__Aim__: Search the records for "content". Copy every line where it appears.
>> BEGIN
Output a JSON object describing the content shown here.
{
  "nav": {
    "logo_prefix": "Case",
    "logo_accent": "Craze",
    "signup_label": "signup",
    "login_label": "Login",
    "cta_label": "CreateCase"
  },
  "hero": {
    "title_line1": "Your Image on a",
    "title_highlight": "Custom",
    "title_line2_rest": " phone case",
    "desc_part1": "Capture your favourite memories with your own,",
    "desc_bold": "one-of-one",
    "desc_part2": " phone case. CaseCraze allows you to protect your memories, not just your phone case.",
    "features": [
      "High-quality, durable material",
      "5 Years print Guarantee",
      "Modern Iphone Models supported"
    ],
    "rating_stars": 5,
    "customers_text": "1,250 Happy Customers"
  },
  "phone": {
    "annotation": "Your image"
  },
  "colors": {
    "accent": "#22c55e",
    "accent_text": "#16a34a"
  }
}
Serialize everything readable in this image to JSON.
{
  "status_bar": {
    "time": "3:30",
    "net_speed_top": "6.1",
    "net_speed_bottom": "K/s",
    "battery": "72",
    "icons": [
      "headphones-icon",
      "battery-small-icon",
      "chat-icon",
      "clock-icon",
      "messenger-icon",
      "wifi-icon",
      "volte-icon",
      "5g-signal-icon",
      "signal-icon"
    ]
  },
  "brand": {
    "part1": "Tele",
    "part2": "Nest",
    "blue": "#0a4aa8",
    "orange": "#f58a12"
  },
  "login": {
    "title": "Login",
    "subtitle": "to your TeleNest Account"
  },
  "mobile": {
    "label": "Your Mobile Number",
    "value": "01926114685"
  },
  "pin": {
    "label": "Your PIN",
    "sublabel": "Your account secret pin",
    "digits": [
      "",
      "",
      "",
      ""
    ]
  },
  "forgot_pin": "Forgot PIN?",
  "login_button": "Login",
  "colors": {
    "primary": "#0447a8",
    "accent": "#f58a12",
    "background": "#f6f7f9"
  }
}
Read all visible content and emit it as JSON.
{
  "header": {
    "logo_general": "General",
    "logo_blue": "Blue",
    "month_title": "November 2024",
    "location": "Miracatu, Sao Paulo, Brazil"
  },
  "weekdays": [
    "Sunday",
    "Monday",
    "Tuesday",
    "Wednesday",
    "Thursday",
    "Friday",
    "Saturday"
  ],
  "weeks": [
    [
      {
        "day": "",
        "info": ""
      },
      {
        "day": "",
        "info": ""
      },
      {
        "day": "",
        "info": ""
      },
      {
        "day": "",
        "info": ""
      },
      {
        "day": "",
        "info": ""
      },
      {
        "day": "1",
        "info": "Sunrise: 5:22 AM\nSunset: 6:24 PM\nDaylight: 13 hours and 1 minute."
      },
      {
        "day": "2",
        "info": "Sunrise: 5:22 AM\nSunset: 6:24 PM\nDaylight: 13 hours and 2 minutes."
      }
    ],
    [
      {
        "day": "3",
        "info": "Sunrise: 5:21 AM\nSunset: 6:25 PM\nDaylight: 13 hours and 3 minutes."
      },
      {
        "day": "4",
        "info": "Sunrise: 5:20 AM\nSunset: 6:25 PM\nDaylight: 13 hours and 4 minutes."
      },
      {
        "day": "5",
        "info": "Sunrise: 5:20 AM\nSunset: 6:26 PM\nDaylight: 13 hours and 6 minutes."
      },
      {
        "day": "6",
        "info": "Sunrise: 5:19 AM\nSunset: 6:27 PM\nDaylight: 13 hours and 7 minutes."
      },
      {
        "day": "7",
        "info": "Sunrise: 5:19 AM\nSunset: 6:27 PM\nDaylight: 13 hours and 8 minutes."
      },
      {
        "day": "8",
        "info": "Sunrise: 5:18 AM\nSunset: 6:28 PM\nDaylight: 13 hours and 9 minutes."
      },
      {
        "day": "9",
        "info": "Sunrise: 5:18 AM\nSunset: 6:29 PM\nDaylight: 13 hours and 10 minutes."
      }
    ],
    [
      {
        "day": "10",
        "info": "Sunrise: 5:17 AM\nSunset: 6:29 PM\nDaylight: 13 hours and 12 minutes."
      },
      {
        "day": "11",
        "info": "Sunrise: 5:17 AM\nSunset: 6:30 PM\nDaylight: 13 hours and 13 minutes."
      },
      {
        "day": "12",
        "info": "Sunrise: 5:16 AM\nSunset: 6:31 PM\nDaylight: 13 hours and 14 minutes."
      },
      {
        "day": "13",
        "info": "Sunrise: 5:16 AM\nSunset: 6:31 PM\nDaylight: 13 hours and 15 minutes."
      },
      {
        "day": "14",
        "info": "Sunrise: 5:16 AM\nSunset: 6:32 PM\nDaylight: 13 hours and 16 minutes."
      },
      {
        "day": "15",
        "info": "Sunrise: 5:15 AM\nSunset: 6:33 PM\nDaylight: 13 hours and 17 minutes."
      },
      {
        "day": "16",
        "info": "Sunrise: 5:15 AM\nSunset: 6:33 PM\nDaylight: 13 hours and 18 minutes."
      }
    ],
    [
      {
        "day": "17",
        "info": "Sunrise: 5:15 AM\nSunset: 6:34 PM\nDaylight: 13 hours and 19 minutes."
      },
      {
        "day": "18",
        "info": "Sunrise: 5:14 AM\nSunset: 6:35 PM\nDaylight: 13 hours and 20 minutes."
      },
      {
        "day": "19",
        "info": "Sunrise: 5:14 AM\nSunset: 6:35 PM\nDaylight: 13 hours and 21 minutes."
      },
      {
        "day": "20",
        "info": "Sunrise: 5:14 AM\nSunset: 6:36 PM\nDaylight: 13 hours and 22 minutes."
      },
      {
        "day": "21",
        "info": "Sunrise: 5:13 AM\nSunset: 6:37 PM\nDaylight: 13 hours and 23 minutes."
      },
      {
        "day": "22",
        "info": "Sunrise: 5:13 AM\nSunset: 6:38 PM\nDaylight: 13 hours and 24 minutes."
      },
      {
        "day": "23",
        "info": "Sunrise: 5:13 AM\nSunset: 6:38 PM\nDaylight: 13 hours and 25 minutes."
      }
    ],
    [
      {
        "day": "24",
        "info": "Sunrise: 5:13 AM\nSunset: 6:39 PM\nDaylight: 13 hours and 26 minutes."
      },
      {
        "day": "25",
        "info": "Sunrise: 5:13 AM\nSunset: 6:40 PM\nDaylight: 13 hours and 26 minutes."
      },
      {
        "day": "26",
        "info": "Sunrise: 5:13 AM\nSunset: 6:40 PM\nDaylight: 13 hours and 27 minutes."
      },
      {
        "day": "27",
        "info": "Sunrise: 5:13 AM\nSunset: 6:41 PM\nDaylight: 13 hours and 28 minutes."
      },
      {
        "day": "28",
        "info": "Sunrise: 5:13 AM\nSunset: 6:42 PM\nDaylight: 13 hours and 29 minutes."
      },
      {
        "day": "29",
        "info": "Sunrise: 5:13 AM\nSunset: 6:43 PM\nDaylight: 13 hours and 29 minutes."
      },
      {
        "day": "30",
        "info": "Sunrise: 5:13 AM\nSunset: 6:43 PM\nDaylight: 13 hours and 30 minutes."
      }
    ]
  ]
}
>> END
__Result for this exercise__:
Output a JSON object describing the content shown here.
Read all visible content and emit it as JSON.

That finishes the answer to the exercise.